--- Problem ---
Count the lines below that contain the word "jishu" and give only the number.

--- Dataset extract ---
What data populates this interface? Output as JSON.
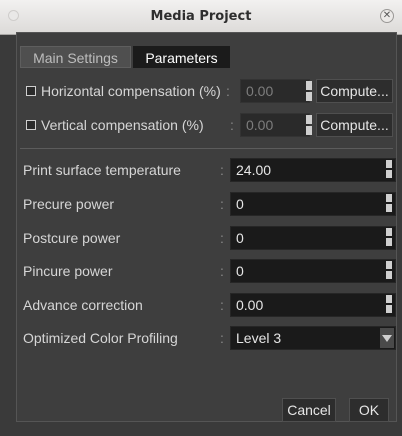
{
  "window": {
    "title": "Media Project"
  },
  "tabs": [
    {
      "label": "Main Settings",
      "active": false
    },
    {
      "label": "Parameters",
      "active": true
    }
  ],
  "compensation": [
    {
      "label": "Horizontal compensation (%)",
      "colon": ":",
      "value": "0.00",
      "button": "Compute...",
      "checked": false
    },
    {
      "label": "Vertical compensation (%)",
      "colon": ":",
      "value": "0.00",
      "button": "Compute...",
      "checked": false
    }
  ],
  "fields": [
    {
      "label": "Print surface temperature",
      "colon": ":",
      "value": "24.00"
    },
    {
      "label": "Precure power",
      "colon": ":",
      "value": "0"
    },
    {
      "label": "Postcure power",
      "colon": ":",
      "value": "0"
    },
    {
      "label": "Pincure power",
      "colon": ":",
      "value": "0"
    },
    {
      "label": "Advance correction",
      "colon": ":",
      "value": "0.00"
    }
  ],
  "profiling": {
    "label": "Optimized Color Profiling",
    "colon": ":",
    "value": "Level 3"
  },
  "buttons": {
    "cancel": "Cancel",
    "ok": "OK"
  },
  "colors": {
    "background": "#3a3a3a",
    "field": "#1a1a1a",
    "active_tab": "#1b1b1b"
  }
}
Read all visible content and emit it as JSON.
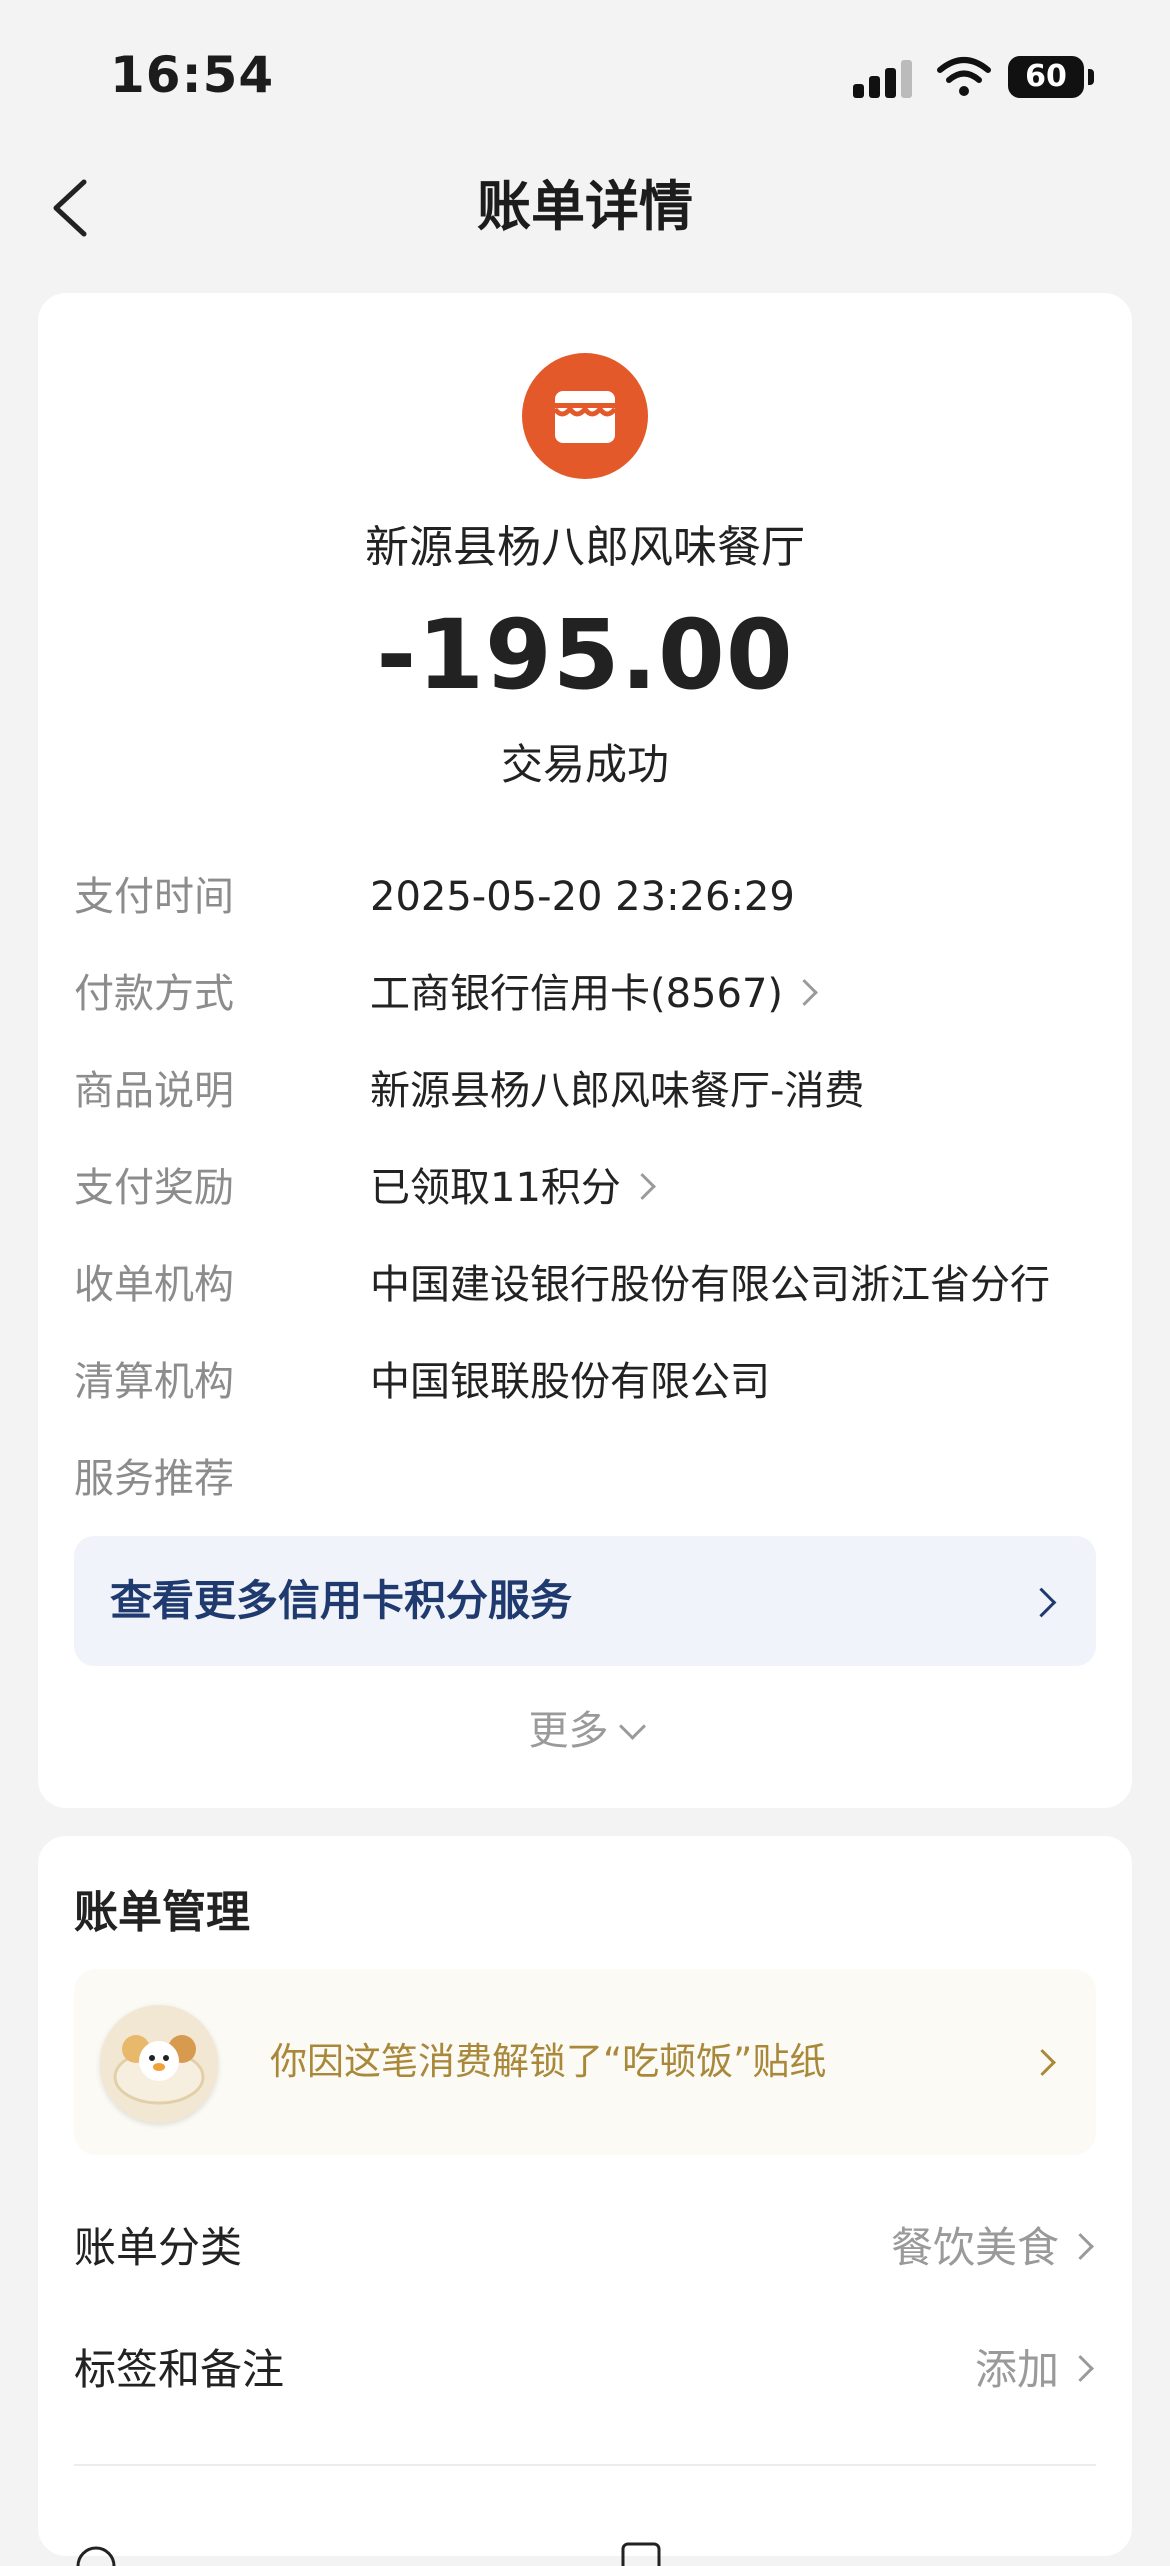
{
  "status_bar": {
    "time": "16:54",
    "battery": "60"
  },
  "nav": {
    "title": "账单详情"
  },
  "transaction": {
    "merchant": "新源县杨八郎风味餐厅",
    "amount": "-195.00",
    "status": "交易成功"
  },
  "details": [
    {
      "label": "支付时间",
      "value": "2025-05-20 23:26:29"
    },
    {
      "label": "付款方式",
      "value": "工商银行信用卡(8567)"
    },
    {
      "label": "商品说明",
      "value": "新源县杨八郎风味餐厅-消费"
    },
    {
      "label": "支付奖励",
      "value": "已领取11积分"
    },
    {
      "label": "收单机构",
      "value": "中国建设银行股份有限公司浙江省分行"
    },
    {
      "label": "清算机构",
      "value": "中国银联股份有限公司"
    },
    {
      "label": "服务推荐",
      "value": ""
    }
  ],
  "promo": {
    "text": "查看更多信用卡积分服务"
  },
  "more": {
    "label": "更多"
  },
  "bill_management": {
    "title": "账单管理",
    "sticker_text": "你因这笔消费解锁了“吃顿饭”贴纸",
    "rows": [
      {
        "label": "账单分类",
        "value": "餐饮美食"
      },
      {
        "label": "标签和备注",
        "value": "添加"
      }
    ]
  },
  "colors": {
    "merchant_icon": "#e4592a",
    "promo_text": "#1f3a6e",
    "promo_bg": "#f1f3fa",
    "sticker_text": "#a9883a"
  }
}
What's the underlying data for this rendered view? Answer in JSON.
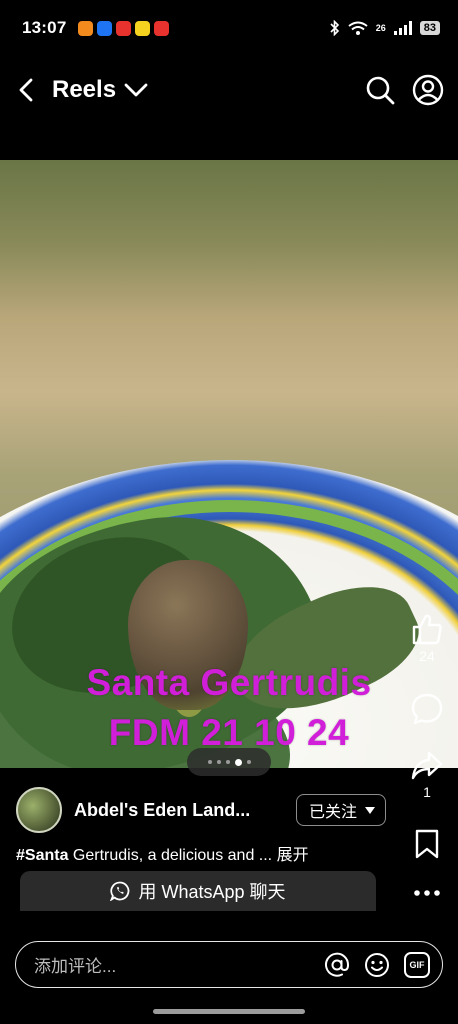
{
  "status_bar": {
    "time": "13:07",
    "battery": "83",
    "network": "26",
    "app_icon_colors": [
      "#f28a1e",
      "#1e74f2",
      "#e8322e",
      "#f4d21f",
      "#e8322e"
    ]
  },
  "header": {
    "title": "Reels",
    "icons": [
      "back-icon",
      "chevron-down-icon",
      "search-icon",
      "profile-icon"
    ]
  },
  "post": {
    "overlay_line1": "Santa Gertrudis",
    "overlay_line2": "FDM 21 10 24",
    "overlay_color": "#d11fd9",
    "carousel": {
      "count": 5,
      "active_index": 3
    },
    "author_name": "Abdel's Eden Land...",
    "follow_label": "已关注",
    "caption_hashtag": "#Santa",
    "caption_text": " Gertrudis, a delicious and ...",
    "caption_more": "展开",
    "whatsapp_label": "用 WhatsApp 聊天"
  },
  "side_actions": {
    "like_count": "24",
    "share_count": "1"
  },
  "comment_bar": {
    "placeholder": "添加评论...",
    "gif_label": "GIF"
  }
}
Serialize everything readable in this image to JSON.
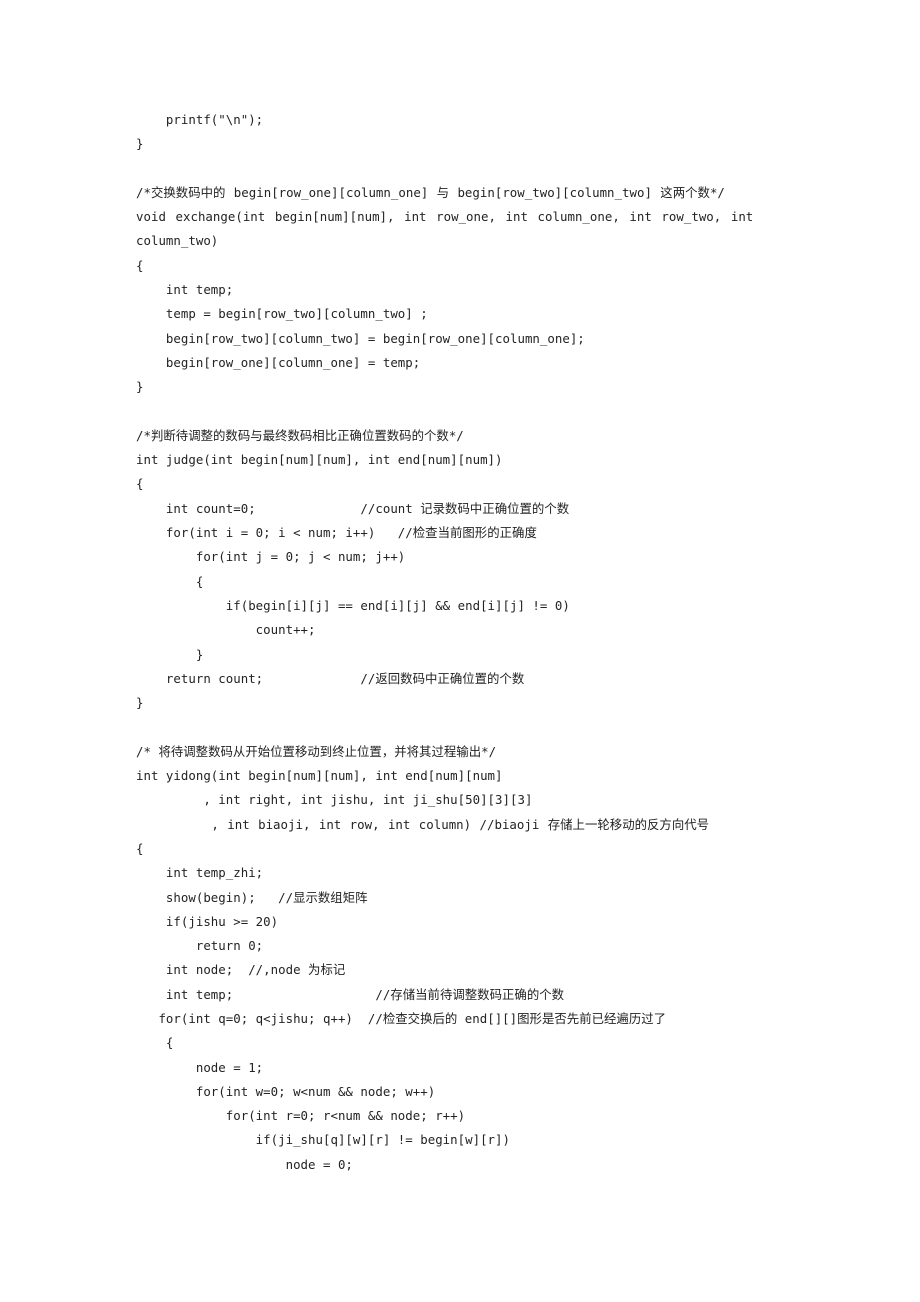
{
  "document": {
    "type": "source-code-listing",
    "language": "C",
    "background_color": "#ffffff",
    "text_color": "#232323"
  },
  "code": {
    "lines": [
      "    printf(\"\\n\");",
      "}",
      "",
      "/*交换数码中的 begin[row_one][column_one] 与 begin[row_two][column_two] 这两个数*/",
      "void exchange(int begin[num][num], int row_one, int column_one, int row_two, int",
      "column_two)",
      "{",
      "    int temp;",
      "    temp = begin[row_two][column_two] ;",
      "    begin[row_two][column_two] = begin[row_one][column_one];",
      "    begin[row_one][column_one] = temp;",
      "}",
      "",
      "/*判断待调整的数码与最终数码相比正确位置数码的个数*/",
      "int judge(int begin[num][num], int end[num][num])",
      "{",
      "    int count=0;              //count 记录数码中正确位置的个数",
      "    for(int i = 0; i < num; i++)   //检查当前图形的正确度",
      "        for(int j = 0; j < num; j++)",
      "        {",
      "            if(begin[i][j] == end[i][j] && end[i][j] != 0)",
      "                count++;",
      "        }",
      "    return count;             //返回数码中正确位置的个数",
      "}",
      "",
      "/* 将待调整数码从开始位置移动到终止位置，并将其过程输出*/",
      "int yidong(int begin[num][num], int end[num][num]",
      "         , int right, int jishu, int ji_shu[50][3][3]",
      "         , int biaoji, int row, int column) //biaoji 存储上一轮移动的反方向代号",
      "{",
      "    int temp_zhi;",
      "    show(begin);   //显示数组矩阵",
      "    if(jishu >= 20)",
      "        return 0;",
      "    int node;  //,node 为标记",
      "    int temp;                   //存储当前待调整数码正确的个数",
      "   for(int q=0; q<jishu; q++)  //检查交换后的 end[][]图形是否先前已经遍历过了",
      "    {",
      "        node = 1;",
      "        for(int w=0; w<num && node; w++)",
      "            for(int r=0; r<num && node; r++)",
      "                if(ji_shu[q][w][r] != begin[w][r])",
      "                    node = 0;"
    ],
    "justified_line_indices": [
      4
    ],
    "justified_lite_line_indices": [
      3,
      29
    ]
  }
}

--- Worked answer ---
3